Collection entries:
____________________

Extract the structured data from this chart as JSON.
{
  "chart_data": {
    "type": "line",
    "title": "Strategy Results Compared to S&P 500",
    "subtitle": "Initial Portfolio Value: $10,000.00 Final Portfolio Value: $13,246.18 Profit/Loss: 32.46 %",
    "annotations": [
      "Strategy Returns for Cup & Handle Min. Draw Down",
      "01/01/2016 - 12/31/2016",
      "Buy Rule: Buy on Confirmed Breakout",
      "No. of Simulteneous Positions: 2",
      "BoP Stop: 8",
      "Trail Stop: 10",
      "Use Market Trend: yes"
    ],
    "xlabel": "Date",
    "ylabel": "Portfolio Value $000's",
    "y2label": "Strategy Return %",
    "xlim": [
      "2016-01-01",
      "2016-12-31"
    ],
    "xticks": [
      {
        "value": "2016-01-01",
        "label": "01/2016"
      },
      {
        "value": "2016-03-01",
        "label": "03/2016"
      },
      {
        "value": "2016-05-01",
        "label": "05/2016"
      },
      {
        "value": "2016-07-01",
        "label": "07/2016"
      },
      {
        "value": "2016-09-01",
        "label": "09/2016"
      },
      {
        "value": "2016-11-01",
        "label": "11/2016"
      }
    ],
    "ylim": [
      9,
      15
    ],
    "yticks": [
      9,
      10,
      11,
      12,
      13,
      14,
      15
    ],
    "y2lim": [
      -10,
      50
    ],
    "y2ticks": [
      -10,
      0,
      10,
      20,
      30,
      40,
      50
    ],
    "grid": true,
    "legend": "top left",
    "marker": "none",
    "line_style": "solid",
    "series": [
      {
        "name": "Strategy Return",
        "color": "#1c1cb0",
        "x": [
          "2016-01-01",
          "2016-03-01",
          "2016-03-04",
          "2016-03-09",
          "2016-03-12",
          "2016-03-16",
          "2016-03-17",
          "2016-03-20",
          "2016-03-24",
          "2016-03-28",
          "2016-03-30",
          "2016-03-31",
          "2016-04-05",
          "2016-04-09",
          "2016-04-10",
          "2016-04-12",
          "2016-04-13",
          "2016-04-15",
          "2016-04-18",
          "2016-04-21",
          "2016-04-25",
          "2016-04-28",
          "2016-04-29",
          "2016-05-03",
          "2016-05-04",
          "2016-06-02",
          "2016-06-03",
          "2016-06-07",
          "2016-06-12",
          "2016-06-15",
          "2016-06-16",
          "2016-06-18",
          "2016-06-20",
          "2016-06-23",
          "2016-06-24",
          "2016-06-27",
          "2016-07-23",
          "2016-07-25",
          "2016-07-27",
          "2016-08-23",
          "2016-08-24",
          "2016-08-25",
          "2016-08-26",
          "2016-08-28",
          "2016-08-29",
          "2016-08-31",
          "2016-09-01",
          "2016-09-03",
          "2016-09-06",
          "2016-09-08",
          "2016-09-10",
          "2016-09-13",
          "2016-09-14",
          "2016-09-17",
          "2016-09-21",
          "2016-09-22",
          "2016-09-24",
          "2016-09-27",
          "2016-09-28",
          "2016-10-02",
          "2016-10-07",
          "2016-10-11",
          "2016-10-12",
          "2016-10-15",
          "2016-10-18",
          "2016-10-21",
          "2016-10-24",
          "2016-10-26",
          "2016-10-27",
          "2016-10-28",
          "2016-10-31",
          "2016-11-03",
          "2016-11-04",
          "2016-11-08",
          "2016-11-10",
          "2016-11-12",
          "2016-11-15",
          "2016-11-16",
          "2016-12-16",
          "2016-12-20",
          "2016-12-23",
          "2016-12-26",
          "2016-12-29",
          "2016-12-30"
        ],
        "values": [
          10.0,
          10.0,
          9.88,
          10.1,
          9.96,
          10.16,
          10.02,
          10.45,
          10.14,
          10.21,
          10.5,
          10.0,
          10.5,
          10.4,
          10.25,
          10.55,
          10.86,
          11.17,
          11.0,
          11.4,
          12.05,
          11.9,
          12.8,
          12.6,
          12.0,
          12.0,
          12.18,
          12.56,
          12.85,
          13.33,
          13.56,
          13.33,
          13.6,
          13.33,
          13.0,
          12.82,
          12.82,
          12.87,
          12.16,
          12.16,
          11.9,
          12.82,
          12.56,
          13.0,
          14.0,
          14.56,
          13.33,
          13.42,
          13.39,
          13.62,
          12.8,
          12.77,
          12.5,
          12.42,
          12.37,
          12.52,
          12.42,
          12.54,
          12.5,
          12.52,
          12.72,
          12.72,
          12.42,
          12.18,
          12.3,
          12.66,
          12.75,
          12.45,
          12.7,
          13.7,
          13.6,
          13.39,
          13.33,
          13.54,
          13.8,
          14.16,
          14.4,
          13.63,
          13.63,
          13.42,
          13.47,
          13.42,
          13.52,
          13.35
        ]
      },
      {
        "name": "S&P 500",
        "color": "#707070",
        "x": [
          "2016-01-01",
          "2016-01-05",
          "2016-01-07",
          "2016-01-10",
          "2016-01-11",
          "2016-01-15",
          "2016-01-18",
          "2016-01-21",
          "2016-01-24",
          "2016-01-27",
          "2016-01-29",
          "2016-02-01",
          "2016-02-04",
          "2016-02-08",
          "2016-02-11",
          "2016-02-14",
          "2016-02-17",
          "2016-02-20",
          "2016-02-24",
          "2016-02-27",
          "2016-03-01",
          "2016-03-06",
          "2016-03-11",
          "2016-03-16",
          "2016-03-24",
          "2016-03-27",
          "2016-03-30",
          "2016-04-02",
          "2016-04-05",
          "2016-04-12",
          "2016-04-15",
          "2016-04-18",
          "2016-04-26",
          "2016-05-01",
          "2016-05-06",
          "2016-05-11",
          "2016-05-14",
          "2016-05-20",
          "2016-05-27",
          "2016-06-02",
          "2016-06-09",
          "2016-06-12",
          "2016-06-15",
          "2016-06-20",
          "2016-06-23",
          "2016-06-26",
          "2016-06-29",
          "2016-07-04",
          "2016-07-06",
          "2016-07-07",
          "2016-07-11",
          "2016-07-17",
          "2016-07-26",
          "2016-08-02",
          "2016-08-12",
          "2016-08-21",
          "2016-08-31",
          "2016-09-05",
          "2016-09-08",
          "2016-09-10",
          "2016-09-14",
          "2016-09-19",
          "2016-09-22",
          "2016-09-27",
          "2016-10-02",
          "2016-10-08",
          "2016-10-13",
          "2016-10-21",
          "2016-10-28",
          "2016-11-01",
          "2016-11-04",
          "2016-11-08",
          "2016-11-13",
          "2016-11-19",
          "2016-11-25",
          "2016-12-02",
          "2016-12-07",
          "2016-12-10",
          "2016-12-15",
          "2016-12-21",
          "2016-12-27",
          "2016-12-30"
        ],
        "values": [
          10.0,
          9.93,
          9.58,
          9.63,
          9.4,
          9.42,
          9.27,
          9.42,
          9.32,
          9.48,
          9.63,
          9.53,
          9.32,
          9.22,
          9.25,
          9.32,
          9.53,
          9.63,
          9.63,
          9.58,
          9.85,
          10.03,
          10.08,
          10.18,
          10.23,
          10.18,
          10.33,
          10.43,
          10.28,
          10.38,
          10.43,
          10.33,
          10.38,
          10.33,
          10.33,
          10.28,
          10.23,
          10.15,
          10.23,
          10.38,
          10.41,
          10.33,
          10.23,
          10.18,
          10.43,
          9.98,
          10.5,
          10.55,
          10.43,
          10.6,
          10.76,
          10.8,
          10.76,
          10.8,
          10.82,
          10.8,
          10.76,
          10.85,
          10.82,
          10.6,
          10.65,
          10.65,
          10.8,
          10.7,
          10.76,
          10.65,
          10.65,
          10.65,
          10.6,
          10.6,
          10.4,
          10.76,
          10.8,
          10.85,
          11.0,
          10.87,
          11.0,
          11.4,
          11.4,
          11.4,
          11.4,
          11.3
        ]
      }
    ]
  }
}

____________________

▶ **GIVEN REQUEST**: Recopy the whole listing exactly.

▶ **EXPECTED ANSWER**:
Extract the structured data from this chart as JSON.
{
  "chart_data": {
    "type": "line",
    "title": "Strategy Results Compared to S&P 500",
    "subtitle": "Initial Portfolio Value: $10,000.00 Final Portfolio Value: $13,246.18 Profit/Loss: 32.46 %",
    "annotations": [
      "Strategy Returns for Cup & Handle Min. Draw Down",
      "01/01/2016 - 12/31/2016",
      "Buy Rule: Buy on Confirmed Breakout",
      "No. of Simulteneous Positions: 2",
      "BoP Stop: 8",
      "Trail Stop: 10",
      "Use Market Trend: yes"
    ],
    "xlabel": "Date",
    "ylabel": "Portfolio Value $000's",
    "y2label": "Strategy Return %",
    "xlim": [
      "2016-01-01",
      "2016-12-31"
    ],
    "xticks": [
      {
        "value": "2016-01-01",
        "label": "01/2016"
      },
      {
        "value": "2016-03-01",
        "label": "03/2016"
      },
      {
        "value": "2016-05-01",
        "label": "05/2016"
      },
      {
        "value": "2016-07-01",
        "label": "07/2016"
      },
      {
        "value": "2016-09-01",
        "label": "09/2016"
      },
      {
        "value": "2016-11-01",
        "label": "11/2016"
      }
    ],
    "ylim": [
      9,
      15
    ],
    "yticks": [
      9,
      10,
      11,
      12,
      13,
      14,
      15
    ],
    "y2lim": [
      -10,
      50
    ],
    "y2ticks": [
      -10,
      0,
      10,
      20,
      30,
      40,
      50
    ],
    "grid": true,
    "legend": "top left",
    "marker": "none",
    "line_style": "solid",
    "series": [
      {
        "name": "Strategy Return",
        "color": "#1c1cb0",
        "x": [
          "2016-01-01",
          "2016-03-01",
          "2016-03-04",
          "2016-03-09",
          "2016-03-12",
          "2016-03-16",
          "2016-03-17",
          "2016-03-20",
          "2016-03-24",
          "2016-03-28",
          "2016-03-30",
          "2016-03-31",
          "2016-04-05",
          "2016-04-09",
          "2016-04-10",
          "2016-04-12",
          "2016-04-13",
          "2016-04-15",
          "2016-04-18",
          "2016-04-21",
          "2016-04-25",
          "2016-04-28",
          "2016-04-29",
          "2016-05-03",
          "2016-05-04",
          "2016-06-02",
          "2016-06-03",
          "2016-06-07",
          "2016-06-12",
          "2016-06-15",
          "2016-06-16",
          "2016-06-18",
          "2016-06-20",
          "2016-06-23",
          "2016-06-24",
          "2016-06-27",
          "2016-07-23",
          "2016-07-25",
          "2016-07-27",
          "2016-08-23",
          "2016-08-24",
          "2016-08-25",
          "2016-08-26",
          "2016-08-28",
          "2016-08-29",
          "2016-08-31",
          "2016-09-01",
          "2016-09-03",
          "2016-09-06",
          "2016-09-08",
          "2016-09-10",
          "2016-09-13",
          "2016-09-14",
          "2016-09-17",
          "2016-09-21",
          "2016-09-22",
          "2016-09-24",
          "2016-09-27",
          "2016-09-28",
          "2016-10-02",
          "2016-10-07",
          "2016-10-11",
          "2016-10-12",
          "2016-10-15",
          "2016-10-18",
          "2016-10-21",
          "2016-10-24",
          "2016-10-26",
          "2016-10-27",
          "2016-10-28",
          "2016-10-31",
          "2016-11-03",
          "2016-11-04",
          "2016-11-08",
          "2016-11-10",
          "2016-11-12",
          "2016-11-15",
          "2016-11-16",
          "2016-12-16",
          "2016-12-20",
          "2016-12-23",
          "2016-12-26",
          "2016-12-29",
          "2016-12-30"
        ],
        "values": [
          10.0,
          10.0,
          9.88,
          10.1,
          9.96,
          10.16,
          10.02,
          10.45,
          10.14,
          10.21,
          10.5,
          10.0,
          10.5,
          10.4,
          10.25,
          10.55,
          10.86,
          11.17,
          11.0,
          11.4,
          12.05,
          11.9,
          12.8,
          12.6,
          12.0,
          12.0,
          12.18,
          12.56,
          12.85,
          13.33,
          13.56,
          13.33,
          13.6,
          13.33,
          13.0,
          12.82,
          12.82,
          12.87,
          12.16,
          12.16,
          11.9,
          12.82,
          12.56,
          13.0,
          14.0,
          14.56,
          13.33,
          13.42,
          13.39,
          13.62,
          12.8,
          12.77,
          12.5,
          12.42,
          12.37,
          12.52,
          12.42,
          12.54,
          12.5,
          12.52,
          12.72,
          12.72,
          12.42,
          12.18,
          12.3,
          12.66,
          12.75,
          12.45,
          12.7,
          13.7,
          13.6,
          13.39,
          13.33,
          13.54,
          13.8,
          14.16,
          14.4,
          13.63,
          13.63,
          13.42,
          13.47,
          13.42,
          13.52,
          13.35
        ]
      },
      {
        "name": "S&P 500",
        "color": "#707070",
        "x": [
          "2016-01-01",
          "2016-01-05",
          "2016-01-07",
          "2016-01-10",
          "2016-01-11",
          "2016-01-15",
          "2016-01-18",
          "2016-01-21",
          "2016-01-24",
          "2016-01-27",
          "2016-01-29",
          "2016-02-01",
          "2016-02-04",
          "2016-02-08",
          "2016-02-11",
          "2016-02-14",
          "2016-02-17",
          "2016-02-20",
          "2016-02-24",
          "2016-02-27",
          "2016-03-01",
          "2016-03-06",
          "2016-03-11",
          "2016-03-16",
          "2016-03-24",
          "2016-03-27",
          "2016-03-30",
          "2016-04-02",
          "2016-04-05",
          "2016-04-12",
          "2016-04-15",
          "2016-04-18",
          "2016-04-26",
          "2016-05-01",
          "2016-05-06",
          "2016-05-11",
          "2016-05-14",
          "2016-05-20",
          "2016-05-27",
          "2016-06-02",
          "2016-06-09",
          "2016-06-12",
          "2016-06-15",
          "2016-06-20",
          "2016-06-23",
          "2016-06-26",
          "2016-06-29",
          "2016-07-04",
          "2016-07-06",
          "2016-07-07",
          "2016-07-11",
          "2016-07-17",
          "2016-07-26",
          "2016-08-02",
          "2016-08-12",
          "2016-08-21",
          "2016-08-31",
          "2016-09-05",
          "2016-09-08",
          "2016-09-10",
          "2016-09-14",
          "2016-09-19",
          "2016-09-22",
          "2016-09-27",
          "2016-10-02",
          "2016-10-08",
          "2016-10-13",
          "2016-10-21",
          "2016-10-28",
          "2016-11-01",
          "2016-11-04",
          "2016-11-08",
          "2016-11-13",
          "2016-11-19",
          "2016-11-25",
          "2016-12-02",
          "2016-12-07",
          "2016-12-10",
          "2016-12-15",
          "2016-12-21",
          "2016-12-27",
          "2016-12-30"
        ],
        "values": [
          10.0,
          9.93,
          9.58,
          9.63,
          9.4,
          9.42,
          9.27,
          9.42,
          9.32,
          9.48,
          9.63,
          9.53,
          9.32,
          9.22,
          9.25,
          9.32,
          9.53,
          9.63,
          9.63,
          9.58,
          9.85,
          10.03,
          10.08,
          10.18,
          10.23,
          10.18,
          10.33,
          10.43,
          10.28,
          10.38,
          10.43,
          10.33,
          10.38,
          10.33,
          10.33,
          10.28,
          10.23,
          10.15,
          10.23,
          10.38,
          10.41,
          10.33,
          10.23,
          10.18,
          10.43,
          9.98,
          10.5,
          10.55,
          10.43,
          10.6,
          10.76,
          10.8,
          10.76,
          10.8,
          10.82,
          10.8,
          10.76,
          10.85,
          10.82,
          10.6,
          10.65,
          10.65,
          10.8,
          10.7,
          10.76,
          10.65,
          10.65,
          10.65,
          10.6,
          10.6,
          10.4,
          10.76,
          10.8,
          10.85,
          11.0,
          10.87,
          11.0,
          11.4,
          11.4,
          11.4,
          11.4,
          11.3
        ]
      }
    ]
  }
}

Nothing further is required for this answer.